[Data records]
┌──

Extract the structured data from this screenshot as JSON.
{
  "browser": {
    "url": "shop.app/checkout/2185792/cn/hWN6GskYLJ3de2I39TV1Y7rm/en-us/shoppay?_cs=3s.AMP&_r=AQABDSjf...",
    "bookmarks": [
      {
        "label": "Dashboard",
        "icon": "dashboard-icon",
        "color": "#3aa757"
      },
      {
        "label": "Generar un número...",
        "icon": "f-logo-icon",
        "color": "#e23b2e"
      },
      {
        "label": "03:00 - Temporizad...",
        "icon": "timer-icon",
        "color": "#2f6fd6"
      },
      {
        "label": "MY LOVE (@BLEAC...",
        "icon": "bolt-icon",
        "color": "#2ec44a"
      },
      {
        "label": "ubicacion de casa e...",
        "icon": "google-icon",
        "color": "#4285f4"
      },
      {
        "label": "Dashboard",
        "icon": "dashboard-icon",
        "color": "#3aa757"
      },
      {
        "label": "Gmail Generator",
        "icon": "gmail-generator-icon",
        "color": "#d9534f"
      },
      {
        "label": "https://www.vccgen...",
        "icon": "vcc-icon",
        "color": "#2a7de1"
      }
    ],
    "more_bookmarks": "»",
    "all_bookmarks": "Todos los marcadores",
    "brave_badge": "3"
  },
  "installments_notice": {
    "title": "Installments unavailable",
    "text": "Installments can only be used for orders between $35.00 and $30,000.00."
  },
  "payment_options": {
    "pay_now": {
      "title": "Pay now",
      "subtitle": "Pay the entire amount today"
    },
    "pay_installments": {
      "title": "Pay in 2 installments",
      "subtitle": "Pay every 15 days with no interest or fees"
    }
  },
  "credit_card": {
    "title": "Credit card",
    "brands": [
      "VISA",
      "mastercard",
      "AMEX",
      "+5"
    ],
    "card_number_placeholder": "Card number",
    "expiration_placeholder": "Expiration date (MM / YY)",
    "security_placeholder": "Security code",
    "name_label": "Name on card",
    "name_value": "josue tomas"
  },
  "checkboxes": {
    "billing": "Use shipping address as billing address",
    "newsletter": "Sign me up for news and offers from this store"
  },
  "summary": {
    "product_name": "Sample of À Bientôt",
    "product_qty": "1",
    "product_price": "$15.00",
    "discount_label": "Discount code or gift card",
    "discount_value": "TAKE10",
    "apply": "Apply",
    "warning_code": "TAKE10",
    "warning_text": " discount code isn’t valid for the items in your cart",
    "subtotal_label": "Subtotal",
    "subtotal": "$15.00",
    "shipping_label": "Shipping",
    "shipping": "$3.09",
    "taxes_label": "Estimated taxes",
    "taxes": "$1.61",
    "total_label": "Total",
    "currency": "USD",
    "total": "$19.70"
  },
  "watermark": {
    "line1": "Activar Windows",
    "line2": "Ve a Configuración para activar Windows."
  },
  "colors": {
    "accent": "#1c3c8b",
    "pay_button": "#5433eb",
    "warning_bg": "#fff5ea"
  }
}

└──
┌──

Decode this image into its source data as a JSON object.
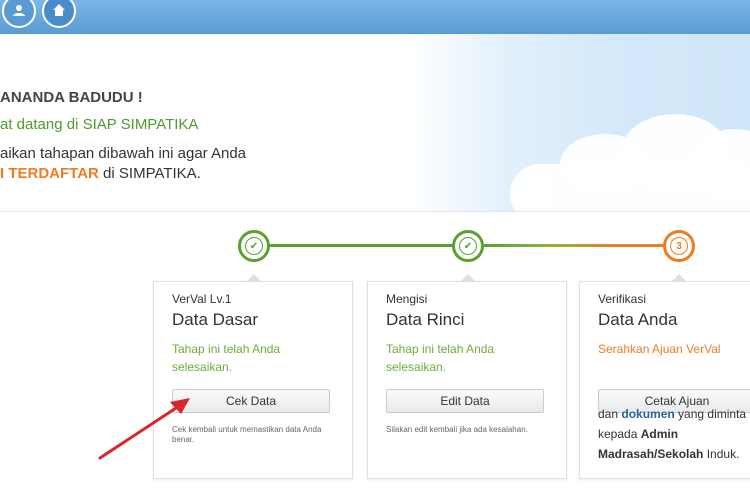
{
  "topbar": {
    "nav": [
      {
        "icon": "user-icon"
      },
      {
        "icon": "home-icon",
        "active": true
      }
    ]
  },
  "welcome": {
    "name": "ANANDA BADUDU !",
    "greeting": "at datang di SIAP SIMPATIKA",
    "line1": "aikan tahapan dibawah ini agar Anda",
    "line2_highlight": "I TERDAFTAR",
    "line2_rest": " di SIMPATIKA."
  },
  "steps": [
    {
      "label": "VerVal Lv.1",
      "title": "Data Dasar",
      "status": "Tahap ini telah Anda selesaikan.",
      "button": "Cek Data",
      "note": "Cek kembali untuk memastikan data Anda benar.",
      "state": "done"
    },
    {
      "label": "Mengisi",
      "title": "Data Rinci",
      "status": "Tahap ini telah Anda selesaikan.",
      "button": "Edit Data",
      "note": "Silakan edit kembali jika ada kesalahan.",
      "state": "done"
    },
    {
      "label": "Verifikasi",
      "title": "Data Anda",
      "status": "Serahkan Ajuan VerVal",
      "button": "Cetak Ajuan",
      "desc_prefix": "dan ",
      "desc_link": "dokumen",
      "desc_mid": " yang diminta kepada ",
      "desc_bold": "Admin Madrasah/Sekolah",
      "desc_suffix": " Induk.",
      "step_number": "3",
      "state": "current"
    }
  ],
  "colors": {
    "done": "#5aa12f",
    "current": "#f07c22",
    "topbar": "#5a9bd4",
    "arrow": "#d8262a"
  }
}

└──
┌──

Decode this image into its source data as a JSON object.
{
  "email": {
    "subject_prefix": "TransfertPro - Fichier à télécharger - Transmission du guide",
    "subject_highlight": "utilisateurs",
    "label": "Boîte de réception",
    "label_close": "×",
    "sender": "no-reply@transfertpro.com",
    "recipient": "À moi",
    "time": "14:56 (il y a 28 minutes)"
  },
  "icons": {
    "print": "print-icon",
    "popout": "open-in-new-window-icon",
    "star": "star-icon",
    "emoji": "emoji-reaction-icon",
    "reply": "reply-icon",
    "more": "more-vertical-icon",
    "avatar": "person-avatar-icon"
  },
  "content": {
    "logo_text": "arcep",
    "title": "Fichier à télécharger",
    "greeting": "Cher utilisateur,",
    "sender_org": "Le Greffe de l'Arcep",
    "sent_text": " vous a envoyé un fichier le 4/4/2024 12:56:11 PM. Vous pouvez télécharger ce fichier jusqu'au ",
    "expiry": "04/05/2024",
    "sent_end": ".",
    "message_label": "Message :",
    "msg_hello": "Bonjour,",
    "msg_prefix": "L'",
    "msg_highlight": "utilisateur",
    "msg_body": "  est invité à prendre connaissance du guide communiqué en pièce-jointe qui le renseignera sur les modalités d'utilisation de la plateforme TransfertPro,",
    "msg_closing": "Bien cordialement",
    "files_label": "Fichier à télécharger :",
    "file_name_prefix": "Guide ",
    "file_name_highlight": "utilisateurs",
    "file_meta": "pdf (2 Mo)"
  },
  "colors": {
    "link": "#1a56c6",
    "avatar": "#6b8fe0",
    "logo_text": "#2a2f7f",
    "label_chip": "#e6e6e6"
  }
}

└──

TASK TO COMPLETE - Pull out each line of the entries that contains "utilisateurs".

RESULT OF THIS TASK -
    "subject_highlight": "utilisateurs",
    "file_name_highlight": "utilisateurs",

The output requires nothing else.